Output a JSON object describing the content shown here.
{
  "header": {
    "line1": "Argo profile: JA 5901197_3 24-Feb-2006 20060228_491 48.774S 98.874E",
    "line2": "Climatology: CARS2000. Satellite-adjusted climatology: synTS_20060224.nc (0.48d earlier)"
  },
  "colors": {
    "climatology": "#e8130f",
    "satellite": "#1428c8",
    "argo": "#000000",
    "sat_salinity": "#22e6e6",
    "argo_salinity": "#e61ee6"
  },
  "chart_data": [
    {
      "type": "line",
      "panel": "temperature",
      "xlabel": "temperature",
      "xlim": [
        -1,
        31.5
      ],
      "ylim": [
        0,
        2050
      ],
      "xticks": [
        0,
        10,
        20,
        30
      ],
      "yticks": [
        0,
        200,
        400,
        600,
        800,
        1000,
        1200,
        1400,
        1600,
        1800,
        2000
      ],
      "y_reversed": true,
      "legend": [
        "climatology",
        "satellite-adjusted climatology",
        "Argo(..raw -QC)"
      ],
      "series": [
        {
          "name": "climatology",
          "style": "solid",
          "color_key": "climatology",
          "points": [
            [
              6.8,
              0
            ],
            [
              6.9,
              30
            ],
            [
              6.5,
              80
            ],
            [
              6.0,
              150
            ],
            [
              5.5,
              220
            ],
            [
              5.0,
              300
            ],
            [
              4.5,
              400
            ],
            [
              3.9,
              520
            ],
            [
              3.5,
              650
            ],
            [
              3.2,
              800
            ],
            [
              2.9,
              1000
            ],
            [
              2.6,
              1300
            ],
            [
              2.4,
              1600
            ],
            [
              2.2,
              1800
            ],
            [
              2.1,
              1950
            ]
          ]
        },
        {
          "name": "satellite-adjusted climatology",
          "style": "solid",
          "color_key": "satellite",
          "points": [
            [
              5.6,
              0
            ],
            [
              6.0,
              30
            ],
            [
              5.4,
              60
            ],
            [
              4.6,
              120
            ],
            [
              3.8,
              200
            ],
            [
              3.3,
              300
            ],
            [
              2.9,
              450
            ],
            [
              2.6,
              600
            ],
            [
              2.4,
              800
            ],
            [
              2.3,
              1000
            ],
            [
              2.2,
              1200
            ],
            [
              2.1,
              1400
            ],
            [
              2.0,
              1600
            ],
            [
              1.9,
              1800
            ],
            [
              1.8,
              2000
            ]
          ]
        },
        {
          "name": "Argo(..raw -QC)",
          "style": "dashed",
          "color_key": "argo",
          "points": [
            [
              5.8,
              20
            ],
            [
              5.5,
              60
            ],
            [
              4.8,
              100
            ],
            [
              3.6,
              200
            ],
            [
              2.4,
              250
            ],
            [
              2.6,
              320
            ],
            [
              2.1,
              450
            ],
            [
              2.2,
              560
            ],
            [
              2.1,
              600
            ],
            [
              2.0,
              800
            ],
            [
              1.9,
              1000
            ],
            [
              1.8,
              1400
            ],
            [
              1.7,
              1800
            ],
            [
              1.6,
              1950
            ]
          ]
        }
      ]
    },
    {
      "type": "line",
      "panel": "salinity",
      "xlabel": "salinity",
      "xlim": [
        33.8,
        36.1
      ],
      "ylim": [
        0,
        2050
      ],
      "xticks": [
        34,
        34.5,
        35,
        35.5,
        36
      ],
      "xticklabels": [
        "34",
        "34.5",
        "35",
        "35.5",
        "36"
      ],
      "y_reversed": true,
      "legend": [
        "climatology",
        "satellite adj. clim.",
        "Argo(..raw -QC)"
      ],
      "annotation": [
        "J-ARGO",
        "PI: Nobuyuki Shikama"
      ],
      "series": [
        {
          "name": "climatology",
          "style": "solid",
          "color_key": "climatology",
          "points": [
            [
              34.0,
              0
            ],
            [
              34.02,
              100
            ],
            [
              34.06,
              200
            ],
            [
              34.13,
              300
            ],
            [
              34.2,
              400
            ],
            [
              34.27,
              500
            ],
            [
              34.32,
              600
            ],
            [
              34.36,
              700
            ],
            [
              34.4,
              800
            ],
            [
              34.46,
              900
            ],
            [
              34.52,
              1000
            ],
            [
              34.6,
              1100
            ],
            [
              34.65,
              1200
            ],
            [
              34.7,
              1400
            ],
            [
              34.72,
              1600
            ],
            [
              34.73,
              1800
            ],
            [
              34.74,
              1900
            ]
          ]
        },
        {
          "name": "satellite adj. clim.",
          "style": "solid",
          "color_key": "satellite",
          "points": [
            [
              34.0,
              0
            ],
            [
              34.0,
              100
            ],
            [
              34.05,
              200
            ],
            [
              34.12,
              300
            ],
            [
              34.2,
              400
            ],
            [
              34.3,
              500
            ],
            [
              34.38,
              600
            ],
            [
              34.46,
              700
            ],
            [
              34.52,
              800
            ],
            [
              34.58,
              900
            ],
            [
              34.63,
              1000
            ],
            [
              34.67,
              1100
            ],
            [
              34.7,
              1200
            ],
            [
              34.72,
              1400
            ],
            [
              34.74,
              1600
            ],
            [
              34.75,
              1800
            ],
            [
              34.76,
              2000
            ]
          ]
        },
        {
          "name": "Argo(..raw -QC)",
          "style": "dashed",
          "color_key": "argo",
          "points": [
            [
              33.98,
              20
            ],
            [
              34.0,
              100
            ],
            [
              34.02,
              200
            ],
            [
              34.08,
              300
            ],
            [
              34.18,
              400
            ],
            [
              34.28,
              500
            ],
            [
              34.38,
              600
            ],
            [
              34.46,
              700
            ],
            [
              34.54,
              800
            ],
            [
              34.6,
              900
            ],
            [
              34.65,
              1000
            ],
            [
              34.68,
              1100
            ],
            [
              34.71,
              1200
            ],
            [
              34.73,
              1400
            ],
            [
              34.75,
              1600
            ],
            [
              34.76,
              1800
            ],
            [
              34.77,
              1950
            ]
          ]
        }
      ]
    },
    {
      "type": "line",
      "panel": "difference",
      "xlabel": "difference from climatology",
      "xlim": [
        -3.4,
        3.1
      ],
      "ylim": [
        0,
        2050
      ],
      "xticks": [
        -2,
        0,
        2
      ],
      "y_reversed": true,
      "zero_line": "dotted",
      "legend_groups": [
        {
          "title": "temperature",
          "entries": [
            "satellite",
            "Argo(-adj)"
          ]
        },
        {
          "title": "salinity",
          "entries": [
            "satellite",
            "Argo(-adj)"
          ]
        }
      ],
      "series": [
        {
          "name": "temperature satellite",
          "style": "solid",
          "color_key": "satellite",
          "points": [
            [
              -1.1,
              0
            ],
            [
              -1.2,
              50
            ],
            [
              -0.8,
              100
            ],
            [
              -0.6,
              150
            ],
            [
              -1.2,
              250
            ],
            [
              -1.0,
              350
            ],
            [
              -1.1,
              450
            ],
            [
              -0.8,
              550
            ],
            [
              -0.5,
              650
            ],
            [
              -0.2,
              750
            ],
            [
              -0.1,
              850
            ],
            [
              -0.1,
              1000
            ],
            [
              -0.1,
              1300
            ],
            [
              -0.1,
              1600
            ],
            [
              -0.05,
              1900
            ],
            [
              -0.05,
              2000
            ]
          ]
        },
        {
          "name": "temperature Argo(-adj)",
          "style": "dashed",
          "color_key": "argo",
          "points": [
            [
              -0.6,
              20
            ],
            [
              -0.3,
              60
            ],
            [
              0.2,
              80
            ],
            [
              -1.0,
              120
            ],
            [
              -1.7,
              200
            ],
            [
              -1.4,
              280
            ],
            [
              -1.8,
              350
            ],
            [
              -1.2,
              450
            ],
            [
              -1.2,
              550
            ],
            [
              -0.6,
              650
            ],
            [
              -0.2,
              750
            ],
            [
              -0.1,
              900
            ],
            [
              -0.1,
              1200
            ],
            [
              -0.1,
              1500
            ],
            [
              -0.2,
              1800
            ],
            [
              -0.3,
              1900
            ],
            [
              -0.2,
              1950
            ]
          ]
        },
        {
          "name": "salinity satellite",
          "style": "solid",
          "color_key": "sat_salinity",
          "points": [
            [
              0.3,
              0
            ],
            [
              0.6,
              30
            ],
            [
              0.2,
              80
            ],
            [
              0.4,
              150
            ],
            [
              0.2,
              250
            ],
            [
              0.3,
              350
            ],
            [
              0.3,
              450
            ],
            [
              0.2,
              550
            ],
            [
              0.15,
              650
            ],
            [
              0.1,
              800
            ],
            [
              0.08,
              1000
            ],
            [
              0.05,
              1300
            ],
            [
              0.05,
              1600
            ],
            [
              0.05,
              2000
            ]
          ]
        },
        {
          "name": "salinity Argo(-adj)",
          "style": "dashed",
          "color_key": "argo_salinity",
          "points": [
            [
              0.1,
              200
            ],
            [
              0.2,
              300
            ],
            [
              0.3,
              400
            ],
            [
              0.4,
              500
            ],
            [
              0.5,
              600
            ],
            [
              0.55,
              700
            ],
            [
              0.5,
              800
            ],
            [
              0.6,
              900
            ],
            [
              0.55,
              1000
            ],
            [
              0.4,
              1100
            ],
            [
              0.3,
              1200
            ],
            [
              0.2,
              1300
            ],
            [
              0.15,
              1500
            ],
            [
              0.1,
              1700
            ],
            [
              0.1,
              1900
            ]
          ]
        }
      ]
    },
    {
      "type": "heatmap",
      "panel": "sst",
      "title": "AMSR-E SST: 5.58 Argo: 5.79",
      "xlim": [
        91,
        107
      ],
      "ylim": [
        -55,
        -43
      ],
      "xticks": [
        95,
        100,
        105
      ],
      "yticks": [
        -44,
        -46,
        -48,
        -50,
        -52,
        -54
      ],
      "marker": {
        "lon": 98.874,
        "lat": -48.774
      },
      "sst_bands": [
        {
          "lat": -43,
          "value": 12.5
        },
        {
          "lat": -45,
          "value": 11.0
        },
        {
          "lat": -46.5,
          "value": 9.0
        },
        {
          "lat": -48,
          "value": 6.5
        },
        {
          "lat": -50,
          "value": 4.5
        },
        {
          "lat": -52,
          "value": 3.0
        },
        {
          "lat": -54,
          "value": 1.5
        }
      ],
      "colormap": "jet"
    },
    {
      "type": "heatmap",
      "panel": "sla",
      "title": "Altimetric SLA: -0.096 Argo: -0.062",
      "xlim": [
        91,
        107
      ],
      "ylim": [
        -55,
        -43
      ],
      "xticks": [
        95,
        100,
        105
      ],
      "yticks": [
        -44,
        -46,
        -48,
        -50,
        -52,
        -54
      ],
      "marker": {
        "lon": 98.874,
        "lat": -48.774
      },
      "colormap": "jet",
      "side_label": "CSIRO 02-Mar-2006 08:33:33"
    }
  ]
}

+++

▶ WHAT IS ASKED
What is the number of lines in the data holding the word "climatology"? Reply with that number only.

▶ CORRECT ANSWER
11